* BEGIN Records provided *
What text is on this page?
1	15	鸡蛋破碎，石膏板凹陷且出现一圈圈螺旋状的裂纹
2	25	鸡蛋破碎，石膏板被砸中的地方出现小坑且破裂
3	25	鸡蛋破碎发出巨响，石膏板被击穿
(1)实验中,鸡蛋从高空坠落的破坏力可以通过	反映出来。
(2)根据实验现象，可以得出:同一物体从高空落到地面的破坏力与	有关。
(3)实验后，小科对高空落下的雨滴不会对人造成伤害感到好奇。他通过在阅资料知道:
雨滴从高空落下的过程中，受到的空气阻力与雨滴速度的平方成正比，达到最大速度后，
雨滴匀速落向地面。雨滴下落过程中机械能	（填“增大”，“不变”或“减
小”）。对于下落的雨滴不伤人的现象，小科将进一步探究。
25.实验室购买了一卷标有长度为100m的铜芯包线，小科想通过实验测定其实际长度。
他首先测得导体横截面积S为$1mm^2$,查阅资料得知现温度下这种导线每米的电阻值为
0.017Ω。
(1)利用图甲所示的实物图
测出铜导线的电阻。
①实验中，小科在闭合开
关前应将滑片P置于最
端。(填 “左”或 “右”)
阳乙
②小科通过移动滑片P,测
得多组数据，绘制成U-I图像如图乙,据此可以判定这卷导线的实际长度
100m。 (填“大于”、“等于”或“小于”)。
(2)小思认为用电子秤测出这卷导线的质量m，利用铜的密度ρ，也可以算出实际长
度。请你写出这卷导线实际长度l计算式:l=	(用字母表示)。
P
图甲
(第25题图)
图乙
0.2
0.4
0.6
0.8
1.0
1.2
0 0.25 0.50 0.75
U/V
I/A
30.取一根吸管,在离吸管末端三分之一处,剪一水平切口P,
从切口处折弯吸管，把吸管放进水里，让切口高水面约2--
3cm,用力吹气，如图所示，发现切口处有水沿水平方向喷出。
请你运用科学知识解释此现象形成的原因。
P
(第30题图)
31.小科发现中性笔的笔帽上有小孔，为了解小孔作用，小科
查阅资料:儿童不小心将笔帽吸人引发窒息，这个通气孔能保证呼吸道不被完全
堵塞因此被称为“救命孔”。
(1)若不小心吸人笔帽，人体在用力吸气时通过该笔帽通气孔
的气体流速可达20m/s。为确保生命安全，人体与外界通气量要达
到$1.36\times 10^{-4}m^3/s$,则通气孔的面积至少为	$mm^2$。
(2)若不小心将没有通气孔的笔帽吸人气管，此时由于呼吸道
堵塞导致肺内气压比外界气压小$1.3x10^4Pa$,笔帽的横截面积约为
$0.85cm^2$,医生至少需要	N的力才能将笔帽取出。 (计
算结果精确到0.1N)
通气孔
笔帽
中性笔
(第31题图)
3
* END Records provided *
**Task requirements:** Repeat the material word for word, in full.

**Result of this exercise:**
What text is on this page?
1	15	鸡蛋破碎，石膏板凹陷且出现一圈圈螺旋状的裂纹
2	25	鸡蛋破碎，石膏板被砸中的地方出现小坑且破裂
3	25	鸡蛋破碎发出巨响，石膏板被击穿
(1)实验中,鸡蛋从高空坠落的破坏力可以通过	反映出来。
(2)根据实验现象，可以得出:同一物体从高空落到地面的破坏力与	有关。
(3)实验后，小科对高空落下的雨滴不会对人造成伤害感到好奇。他通过在阅资料知道:
雨滴从高空落下的过程中，受到的空气阻力与雨滴速度的平方成正比，达到最大速度后，
雨滴匀速落向地面。雨滴下落过程中机械能	（填“增大”，“不变”或“减
小”）。对于下落的雨滴不伤人的现象，小科将进一步探究。
25.实验室购买了一卷标有长度为100m的铜芯包线，小科想通过实验测定其实际长度。
他首先测得导体横截面积S为$1mm^2$,查阅资料得知现温度下这种导线每米的电阻值为
0.017Ω。
(1)利用图甲所示的实物图
测出铜导线的电阻。
①实验中，小科在闭合开
关前应将滑片P置于最
端。(填 “左”或 “右”)
阳乙
②小科通过移动滑片P,测
得多组数据，绘制成U-I图像如图乙,据此可以判定这卷导线的实际长度
100m。 (填“大于”、“等于”或“小于”)。
(2)小思认为用电子秤测出这卷导线的质量m，利用铜的密度ρ，也可以算出实际长
度。请你写出这卷导线实际长度l计算式:l=	(用字母表示)。
P
图甲
(第25题图)
图乙
0.2
0.4
0.6
0.8
1.0
1.2
0 0.25 0.50 0.75
U/V
I/A
30.取一根吸管,在离吸管末端三分之一处,剪一水平切口P,
从切口处折弯吸管，把吸管放进水里，让切口高水面约2--
3cm,用力吹气，如图所示，发现切口处有水沿水平方向喷出。
请你运用科学知识解释此现象形成的原因。
P
(第30题图)
31.小科发现中性笔的笔帽上有小孔，为了解小孔作用，小科
查阅资料:儿童不小心将笔帽吸人引发窒息，这个通气孔能保证呼吸道不被完全
堵塞因此被称为“救命孔”。
(1)若不小心吸人笔帽，人体在用力吸气时通过该笔帽通气孔
的气体流速可达20m/s。为确保生命安全，人体与外界通气量要达
到$1.36\times 10^{-4}m^3/s$,则通气孔的面积至少为	$mm^2$。
(2)若不小心将没有通气孔的笔帽吸人气管，此时由于呼吸道
堵塞导致肺内气压比外界气压小$1.3x10^4Pa$,笔帽的横截面积约为
$0.85cm^2$,医生至少需要	N的力才能将笔帽取出。 (计
算结果精确到0.1N)
通气孔
笔帽
中性笔
(第31题图)
3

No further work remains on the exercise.